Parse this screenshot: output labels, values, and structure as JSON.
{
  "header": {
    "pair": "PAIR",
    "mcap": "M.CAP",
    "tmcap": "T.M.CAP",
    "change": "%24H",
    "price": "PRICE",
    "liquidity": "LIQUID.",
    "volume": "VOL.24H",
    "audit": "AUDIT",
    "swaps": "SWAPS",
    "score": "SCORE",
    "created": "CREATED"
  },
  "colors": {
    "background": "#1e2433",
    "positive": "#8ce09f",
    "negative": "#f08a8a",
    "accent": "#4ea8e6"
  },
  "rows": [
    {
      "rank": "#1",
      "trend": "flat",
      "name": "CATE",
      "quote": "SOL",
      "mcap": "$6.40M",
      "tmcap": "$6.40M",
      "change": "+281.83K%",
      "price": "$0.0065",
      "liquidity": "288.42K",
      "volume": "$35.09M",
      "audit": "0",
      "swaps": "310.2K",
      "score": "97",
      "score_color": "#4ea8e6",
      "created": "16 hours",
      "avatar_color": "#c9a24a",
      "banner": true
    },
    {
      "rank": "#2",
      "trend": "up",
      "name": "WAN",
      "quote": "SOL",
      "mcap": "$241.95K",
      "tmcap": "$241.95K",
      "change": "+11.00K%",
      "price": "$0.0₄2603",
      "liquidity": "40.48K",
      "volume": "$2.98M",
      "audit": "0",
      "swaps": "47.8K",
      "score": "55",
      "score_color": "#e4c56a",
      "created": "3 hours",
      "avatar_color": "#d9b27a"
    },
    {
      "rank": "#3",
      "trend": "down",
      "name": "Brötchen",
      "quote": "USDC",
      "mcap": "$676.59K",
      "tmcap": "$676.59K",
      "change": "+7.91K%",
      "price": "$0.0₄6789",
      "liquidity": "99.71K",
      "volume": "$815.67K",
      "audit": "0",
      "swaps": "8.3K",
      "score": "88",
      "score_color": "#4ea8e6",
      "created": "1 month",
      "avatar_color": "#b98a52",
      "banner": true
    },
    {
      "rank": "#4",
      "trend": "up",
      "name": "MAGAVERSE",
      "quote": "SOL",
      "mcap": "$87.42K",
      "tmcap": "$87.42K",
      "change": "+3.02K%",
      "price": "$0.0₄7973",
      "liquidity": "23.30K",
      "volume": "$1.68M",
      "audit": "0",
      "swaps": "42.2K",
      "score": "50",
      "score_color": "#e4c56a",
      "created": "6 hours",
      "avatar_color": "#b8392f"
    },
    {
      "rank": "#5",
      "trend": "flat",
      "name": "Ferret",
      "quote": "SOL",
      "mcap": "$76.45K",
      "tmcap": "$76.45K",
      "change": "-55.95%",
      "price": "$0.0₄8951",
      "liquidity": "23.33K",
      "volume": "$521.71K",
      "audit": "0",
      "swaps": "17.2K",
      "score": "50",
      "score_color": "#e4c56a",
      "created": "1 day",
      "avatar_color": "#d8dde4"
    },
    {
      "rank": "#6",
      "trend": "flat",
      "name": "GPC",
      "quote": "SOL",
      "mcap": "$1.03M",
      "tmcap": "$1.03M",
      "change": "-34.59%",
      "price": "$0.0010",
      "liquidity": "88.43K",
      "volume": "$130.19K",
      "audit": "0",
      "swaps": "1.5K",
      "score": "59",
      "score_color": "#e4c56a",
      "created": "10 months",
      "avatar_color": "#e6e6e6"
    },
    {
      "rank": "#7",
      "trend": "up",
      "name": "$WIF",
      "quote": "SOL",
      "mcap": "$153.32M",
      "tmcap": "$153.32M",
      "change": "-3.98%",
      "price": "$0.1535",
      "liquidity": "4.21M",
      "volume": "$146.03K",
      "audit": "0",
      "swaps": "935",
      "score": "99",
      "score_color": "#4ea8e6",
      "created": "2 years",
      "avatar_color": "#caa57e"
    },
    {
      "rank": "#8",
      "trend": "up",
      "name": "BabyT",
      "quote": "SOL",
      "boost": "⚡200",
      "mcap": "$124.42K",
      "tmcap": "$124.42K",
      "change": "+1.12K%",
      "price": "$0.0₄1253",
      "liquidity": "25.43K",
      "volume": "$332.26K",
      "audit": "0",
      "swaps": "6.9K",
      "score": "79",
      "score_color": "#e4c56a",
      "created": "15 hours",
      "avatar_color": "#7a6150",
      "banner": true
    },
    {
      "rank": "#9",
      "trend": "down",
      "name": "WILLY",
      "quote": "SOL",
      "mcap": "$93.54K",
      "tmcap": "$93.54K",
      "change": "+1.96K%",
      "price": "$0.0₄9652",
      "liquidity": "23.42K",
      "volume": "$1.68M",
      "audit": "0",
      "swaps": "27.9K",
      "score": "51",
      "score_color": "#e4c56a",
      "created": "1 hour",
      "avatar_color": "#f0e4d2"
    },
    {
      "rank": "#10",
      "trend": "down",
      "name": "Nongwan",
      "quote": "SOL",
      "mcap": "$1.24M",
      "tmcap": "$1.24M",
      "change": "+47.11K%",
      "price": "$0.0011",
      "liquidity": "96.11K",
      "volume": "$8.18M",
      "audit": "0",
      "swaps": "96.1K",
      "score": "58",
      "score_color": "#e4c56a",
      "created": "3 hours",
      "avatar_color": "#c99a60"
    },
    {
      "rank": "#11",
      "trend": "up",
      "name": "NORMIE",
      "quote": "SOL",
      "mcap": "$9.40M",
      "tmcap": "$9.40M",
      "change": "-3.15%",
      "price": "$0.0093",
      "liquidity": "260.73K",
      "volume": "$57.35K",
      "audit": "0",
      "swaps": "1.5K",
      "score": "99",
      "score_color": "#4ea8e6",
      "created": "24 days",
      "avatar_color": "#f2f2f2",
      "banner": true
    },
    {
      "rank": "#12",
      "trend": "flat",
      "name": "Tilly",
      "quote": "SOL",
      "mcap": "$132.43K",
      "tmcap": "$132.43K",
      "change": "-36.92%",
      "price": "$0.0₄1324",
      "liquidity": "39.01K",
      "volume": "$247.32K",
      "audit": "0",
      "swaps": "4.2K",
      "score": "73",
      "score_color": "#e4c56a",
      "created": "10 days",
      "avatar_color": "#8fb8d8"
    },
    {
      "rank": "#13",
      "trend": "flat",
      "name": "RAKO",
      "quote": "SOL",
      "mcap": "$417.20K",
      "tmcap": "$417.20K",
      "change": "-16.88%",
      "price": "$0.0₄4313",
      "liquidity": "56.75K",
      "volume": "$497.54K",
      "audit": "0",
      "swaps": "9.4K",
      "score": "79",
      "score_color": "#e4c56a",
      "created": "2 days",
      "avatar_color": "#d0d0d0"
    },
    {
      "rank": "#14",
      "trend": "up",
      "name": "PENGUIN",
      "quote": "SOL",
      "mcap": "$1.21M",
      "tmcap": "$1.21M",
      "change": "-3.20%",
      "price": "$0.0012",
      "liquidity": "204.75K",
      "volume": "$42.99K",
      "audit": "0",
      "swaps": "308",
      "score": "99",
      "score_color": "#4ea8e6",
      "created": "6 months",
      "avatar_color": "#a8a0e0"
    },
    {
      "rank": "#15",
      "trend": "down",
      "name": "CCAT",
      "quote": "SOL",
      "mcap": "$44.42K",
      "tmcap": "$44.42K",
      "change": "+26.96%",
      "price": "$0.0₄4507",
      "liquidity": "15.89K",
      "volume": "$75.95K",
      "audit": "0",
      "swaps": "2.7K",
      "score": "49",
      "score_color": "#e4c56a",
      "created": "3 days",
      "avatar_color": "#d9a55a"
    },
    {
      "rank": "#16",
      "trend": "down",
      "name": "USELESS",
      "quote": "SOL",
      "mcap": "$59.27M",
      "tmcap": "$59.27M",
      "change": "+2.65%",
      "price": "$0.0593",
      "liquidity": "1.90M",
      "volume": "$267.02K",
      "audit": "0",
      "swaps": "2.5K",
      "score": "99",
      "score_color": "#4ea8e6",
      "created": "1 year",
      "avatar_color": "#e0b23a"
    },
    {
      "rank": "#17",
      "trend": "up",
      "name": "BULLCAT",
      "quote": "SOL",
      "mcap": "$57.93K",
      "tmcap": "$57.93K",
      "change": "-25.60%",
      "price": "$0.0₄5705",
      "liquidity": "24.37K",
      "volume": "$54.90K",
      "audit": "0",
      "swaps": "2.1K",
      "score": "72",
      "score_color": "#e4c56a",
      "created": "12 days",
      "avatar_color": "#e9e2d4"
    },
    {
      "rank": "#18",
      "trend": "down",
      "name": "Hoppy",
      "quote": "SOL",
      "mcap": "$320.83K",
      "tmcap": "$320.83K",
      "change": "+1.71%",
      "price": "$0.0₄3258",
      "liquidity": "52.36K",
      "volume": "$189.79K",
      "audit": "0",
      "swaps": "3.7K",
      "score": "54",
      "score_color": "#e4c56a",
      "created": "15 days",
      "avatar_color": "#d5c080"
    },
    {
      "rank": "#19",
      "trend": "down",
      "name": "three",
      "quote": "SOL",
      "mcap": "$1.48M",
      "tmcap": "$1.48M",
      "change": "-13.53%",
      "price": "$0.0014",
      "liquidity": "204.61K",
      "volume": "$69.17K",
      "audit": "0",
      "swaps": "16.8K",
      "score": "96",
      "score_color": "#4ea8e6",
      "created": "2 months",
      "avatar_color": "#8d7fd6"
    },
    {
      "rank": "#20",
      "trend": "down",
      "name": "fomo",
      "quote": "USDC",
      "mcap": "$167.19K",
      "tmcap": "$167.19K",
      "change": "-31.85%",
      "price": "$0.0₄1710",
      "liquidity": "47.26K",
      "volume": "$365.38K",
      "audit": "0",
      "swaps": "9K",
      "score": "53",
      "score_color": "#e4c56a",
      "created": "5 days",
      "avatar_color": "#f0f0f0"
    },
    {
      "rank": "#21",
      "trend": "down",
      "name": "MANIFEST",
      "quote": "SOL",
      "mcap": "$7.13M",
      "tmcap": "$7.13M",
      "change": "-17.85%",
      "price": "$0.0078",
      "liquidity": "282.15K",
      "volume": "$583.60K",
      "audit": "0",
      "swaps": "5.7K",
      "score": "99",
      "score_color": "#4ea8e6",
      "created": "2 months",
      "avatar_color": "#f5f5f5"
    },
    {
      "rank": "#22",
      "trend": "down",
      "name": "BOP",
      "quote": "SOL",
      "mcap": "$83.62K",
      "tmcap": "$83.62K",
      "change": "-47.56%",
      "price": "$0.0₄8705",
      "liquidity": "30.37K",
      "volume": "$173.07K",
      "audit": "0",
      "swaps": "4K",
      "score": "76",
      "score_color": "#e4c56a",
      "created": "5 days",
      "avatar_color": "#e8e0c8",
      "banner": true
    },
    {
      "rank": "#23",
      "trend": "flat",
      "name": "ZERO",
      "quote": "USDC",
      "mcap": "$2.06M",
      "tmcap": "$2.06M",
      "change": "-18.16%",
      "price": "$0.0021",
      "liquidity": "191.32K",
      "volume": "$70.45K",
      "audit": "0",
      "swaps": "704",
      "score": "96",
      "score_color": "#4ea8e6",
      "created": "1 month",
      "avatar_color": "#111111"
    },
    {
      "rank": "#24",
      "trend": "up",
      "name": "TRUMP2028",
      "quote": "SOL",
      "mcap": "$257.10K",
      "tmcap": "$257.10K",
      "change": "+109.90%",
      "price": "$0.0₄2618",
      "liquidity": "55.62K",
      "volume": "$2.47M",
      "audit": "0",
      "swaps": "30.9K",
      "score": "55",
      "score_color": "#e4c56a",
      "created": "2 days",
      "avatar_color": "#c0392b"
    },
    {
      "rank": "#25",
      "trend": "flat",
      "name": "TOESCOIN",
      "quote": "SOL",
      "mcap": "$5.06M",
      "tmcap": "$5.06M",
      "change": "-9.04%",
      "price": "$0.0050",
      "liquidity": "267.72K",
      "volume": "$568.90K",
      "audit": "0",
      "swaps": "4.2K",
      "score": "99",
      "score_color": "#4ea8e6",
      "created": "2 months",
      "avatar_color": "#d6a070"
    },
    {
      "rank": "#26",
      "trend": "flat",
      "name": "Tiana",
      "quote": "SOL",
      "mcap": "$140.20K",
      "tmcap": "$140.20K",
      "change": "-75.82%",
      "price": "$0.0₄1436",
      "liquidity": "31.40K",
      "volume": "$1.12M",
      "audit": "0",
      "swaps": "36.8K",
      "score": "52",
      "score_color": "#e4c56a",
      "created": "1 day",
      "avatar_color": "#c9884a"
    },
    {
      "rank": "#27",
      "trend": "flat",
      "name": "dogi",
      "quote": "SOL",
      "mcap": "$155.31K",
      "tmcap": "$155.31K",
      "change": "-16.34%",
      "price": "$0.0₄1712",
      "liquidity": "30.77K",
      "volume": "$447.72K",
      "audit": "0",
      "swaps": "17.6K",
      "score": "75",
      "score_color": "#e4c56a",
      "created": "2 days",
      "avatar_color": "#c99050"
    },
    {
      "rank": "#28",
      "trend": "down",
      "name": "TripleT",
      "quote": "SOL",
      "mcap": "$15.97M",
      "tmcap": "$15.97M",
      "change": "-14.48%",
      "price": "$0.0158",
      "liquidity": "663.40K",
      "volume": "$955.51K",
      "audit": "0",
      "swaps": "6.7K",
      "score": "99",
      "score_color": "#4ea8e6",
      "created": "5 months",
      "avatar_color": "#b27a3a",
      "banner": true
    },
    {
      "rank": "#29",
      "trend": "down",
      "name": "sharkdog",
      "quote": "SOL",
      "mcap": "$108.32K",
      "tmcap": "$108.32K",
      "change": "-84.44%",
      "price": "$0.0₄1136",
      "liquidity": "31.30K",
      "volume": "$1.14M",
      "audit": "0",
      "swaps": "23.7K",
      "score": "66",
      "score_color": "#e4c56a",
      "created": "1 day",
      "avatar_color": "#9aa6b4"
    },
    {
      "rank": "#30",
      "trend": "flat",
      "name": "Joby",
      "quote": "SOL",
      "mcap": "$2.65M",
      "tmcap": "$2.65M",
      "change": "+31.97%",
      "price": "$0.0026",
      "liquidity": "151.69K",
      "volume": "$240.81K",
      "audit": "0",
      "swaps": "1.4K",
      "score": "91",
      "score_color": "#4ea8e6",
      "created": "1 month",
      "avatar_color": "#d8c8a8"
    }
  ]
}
━━━━
DIRECTIVE: Every line of the records that includes the word "hours" should be gathered.

SOLUTION FOR THIS TASK:
      "created": "16 hours",
      "created": "3 hours",
      "created": "6 hours",
      "created": "15 hours",
      "created": "3 hours",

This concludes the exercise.